* [Exercise aim]:
The records below need retyping in full; give them again exactly.

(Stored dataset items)
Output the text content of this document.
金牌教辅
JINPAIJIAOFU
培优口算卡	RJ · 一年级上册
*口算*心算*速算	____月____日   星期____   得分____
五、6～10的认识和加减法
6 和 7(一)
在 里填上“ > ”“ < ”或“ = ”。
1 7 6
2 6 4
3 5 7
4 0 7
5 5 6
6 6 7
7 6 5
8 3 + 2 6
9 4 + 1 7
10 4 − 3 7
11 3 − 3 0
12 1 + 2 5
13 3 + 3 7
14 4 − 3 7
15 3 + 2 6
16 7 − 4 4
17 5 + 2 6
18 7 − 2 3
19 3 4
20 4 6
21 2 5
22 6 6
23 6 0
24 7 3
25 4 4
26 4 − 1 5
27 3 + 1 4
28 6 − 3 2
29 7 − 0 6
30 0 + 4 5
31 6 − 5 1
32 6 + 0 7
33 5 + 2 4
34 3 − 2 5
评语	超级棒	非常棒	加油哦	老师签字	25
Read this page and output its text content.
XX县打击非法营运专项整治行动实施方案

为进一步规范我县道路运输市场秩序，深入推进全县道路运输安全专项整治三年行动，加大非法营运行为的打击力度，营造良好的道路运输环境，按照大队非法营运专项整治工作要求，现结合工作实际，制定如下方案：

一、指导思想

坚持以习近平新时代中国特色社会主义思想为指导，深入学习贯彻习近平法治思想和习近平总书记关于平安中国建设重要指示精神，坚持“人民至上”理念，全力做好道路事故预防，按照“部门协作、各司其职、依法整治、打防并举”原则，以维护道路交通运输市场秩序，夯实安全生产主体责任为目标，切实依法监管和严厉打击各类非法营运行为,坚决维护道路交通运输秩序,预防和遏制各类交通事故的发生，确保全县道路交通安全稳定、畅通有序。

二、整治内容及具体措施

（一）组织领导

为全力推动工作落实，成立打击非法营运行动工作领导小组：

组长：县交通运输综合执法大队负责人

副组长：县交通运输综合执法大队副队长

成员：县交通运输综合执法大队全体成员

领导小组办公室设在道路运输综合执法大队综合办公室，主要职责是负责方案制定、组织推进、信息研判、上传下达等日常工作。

* [Solved problem]:
Output the text content of this document.
金牌教辅
JINPAIJIAOFU
培优口算卡	RJ · 一年级上册
*口算*心算*速算	____月____日   星期____   得分____
五、6～10的认识和加减法
6 和 7(一)
在 里填上“ > ”“ < ”或“ = ”。
1 7 6
2 6 4
3 5 7
4 0 7
5 5 6
6 6 7
7 6 5
8 3 + 2 6
9 4 + 1 7
10 4 − 3 7
11 3 − 3 0
12 1 + 2 5
13 3 + 3 7
14 4 − 3 7
15 3 + 2 6
16 7 − 4 4
17 5 + 2 6
18 7 − 2 3
19 3 4
20 4 6
21 2 5
22 6 6
23 6 0
24 7 3
25 4 4
26 4 − 1 5
27 3 + 1 4
28 6 − 3 2
29 7 − 0 6
30 0 + 4 5
31 6 − 5 1
32 6 + 0 7
33 5 + 2 4
34 3 − 2 5
评语	超级棒	非常棒	加油哦	老师签字	25
Read this page and output its text content.
XX县打击非法营运专项整治行动实施方案

为进一步规范我县道路运输市场秩序，深入推进全县道路运输安全专项整治三年行动，加大非法营运行为的打击力度，营造良好的道路运输环境，按照大队非法营运专项整治工作要求，现结合工作实际，制定如下方案：

一、指导思想

坚持以习近平新时代中国特色社会主义思想为指导，深入学习贯彻习近平法治思想和习近平总书记关于平安中国建设重要指示精神，坚持“人民至上”理念，全力做好道路事故预防，按照“部门协作、各司其职、依法整治、打防并举”原则，以维护道路交通运输市场秩序，夯实安全生产主体责任为目标，切实依法监管和严厉打击各类非法营运行为,坚决维护道路交通运输秩序,预防和遏制各类交通事故的发生，确保全县道路交通安全稳定、畅通有序。

二、整治内容及具体措施

（一）组织领导

为全力推动工作落实，成立打击非法营运行动工作领导小组：

组长：县交通运输综合执法大队负责人

副组长：县交通运输综合执法大队副队长

成员：县交通运输综合执法大队全体成员

领导小组办公室设在道路运输综合执法大队综合办公室，主要职责是负责方案制定、组织推进、信息研判、上传下达等日常工作。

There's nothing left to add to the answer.